State how many lines of the records contain the string "Packet", and give no other information.

******

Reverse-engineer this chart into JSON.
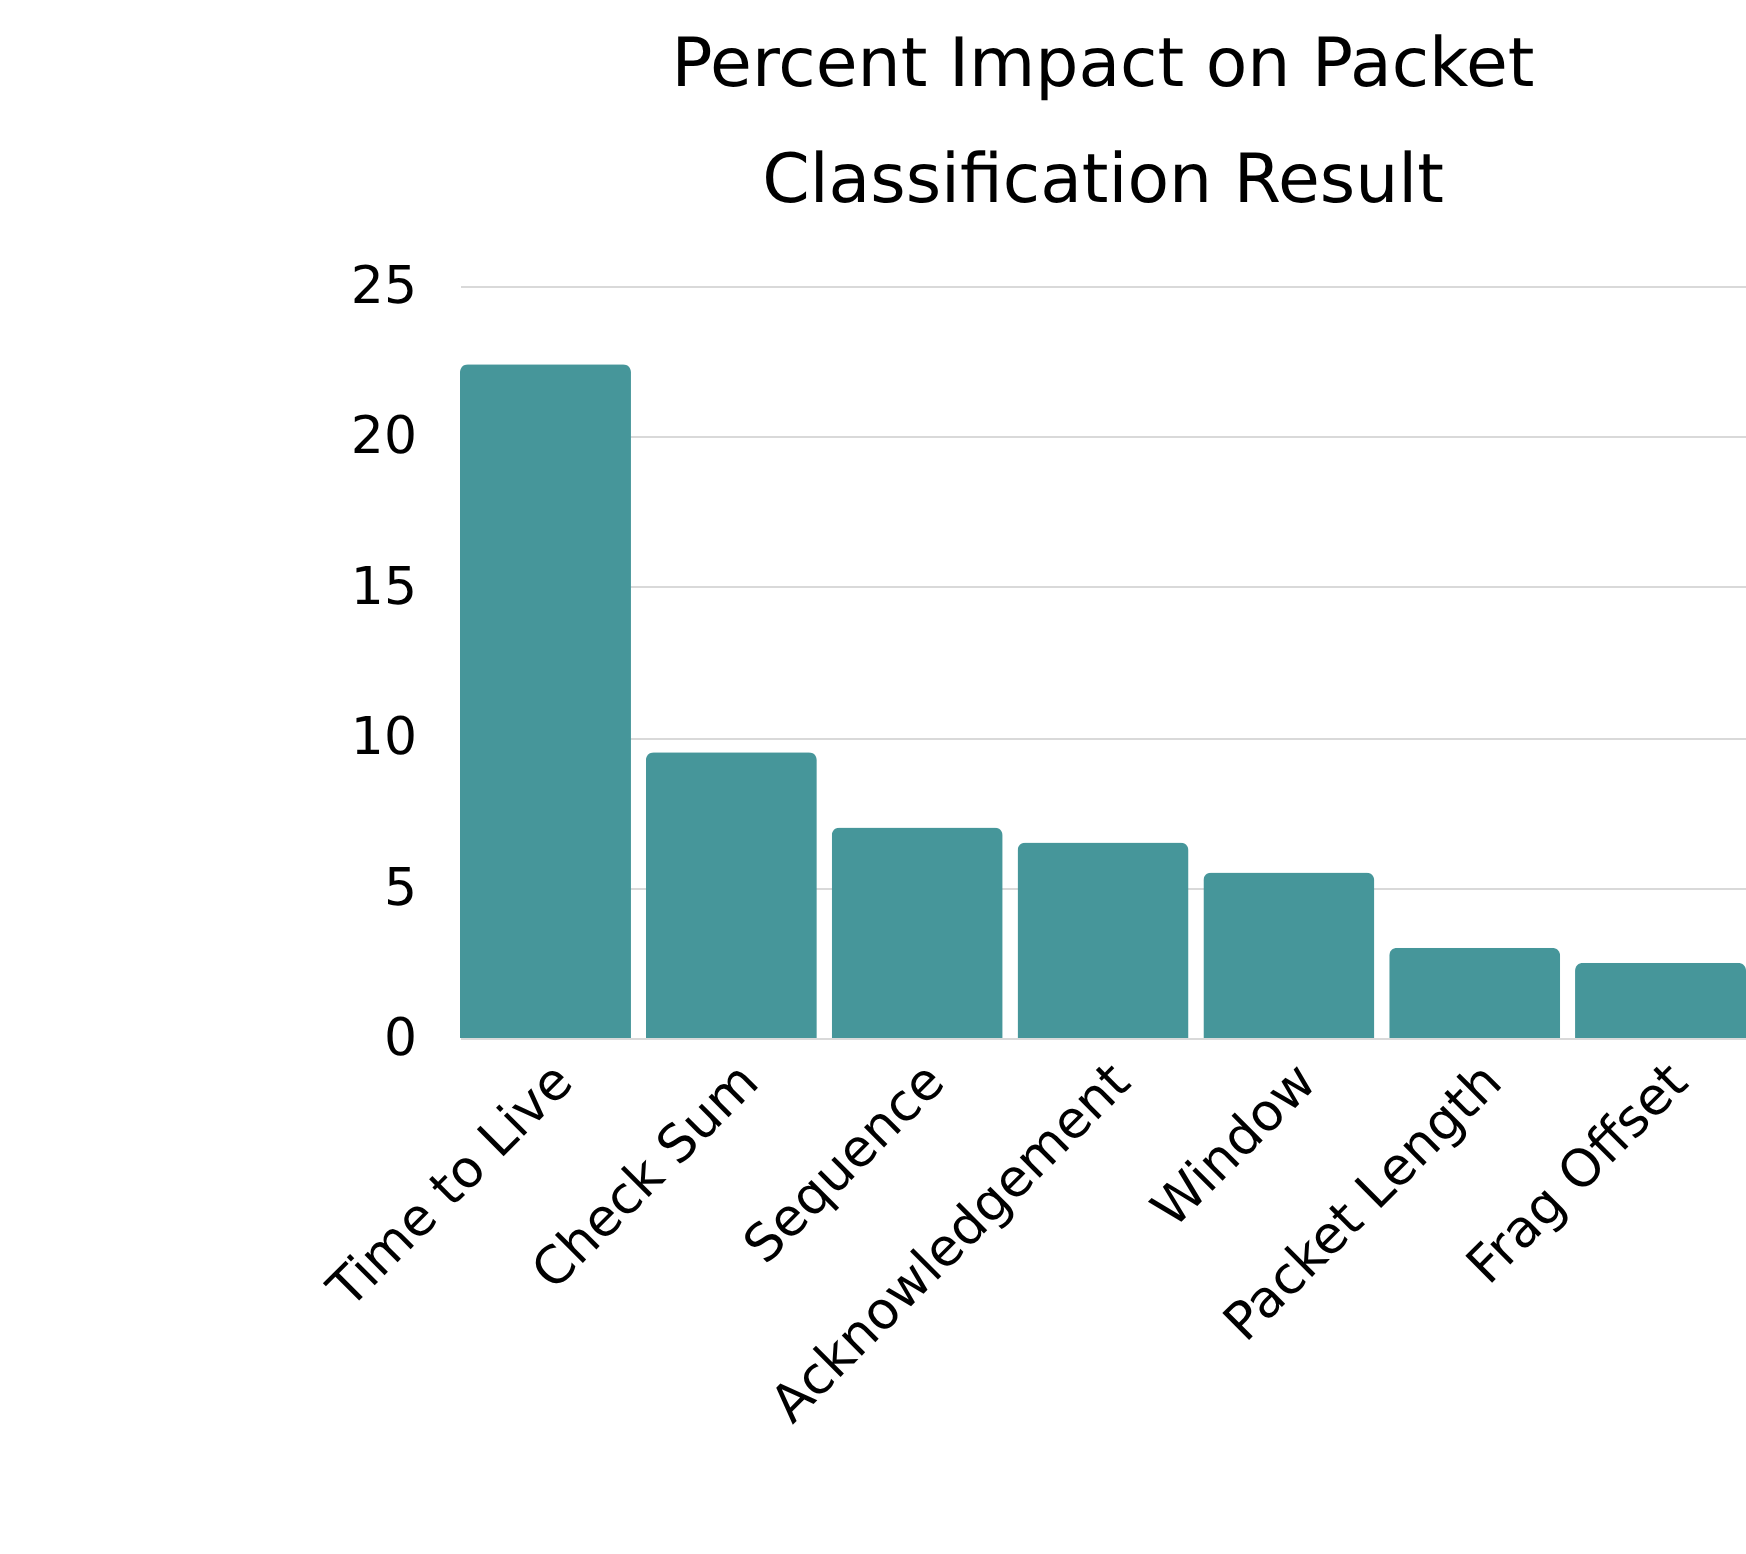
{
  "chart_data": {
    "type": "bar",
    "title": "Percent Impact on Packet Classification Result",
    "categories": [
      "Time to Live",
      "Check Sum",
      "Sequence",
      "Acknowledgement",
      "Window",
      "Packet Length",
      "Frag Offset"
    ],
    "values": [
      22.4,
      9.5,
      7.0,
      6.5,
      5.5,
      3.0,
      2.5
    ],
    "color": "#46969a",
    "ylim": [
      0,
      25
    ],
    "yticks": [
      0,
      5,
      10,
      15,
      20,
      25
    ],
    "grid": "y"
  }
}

******

**Correct response**
2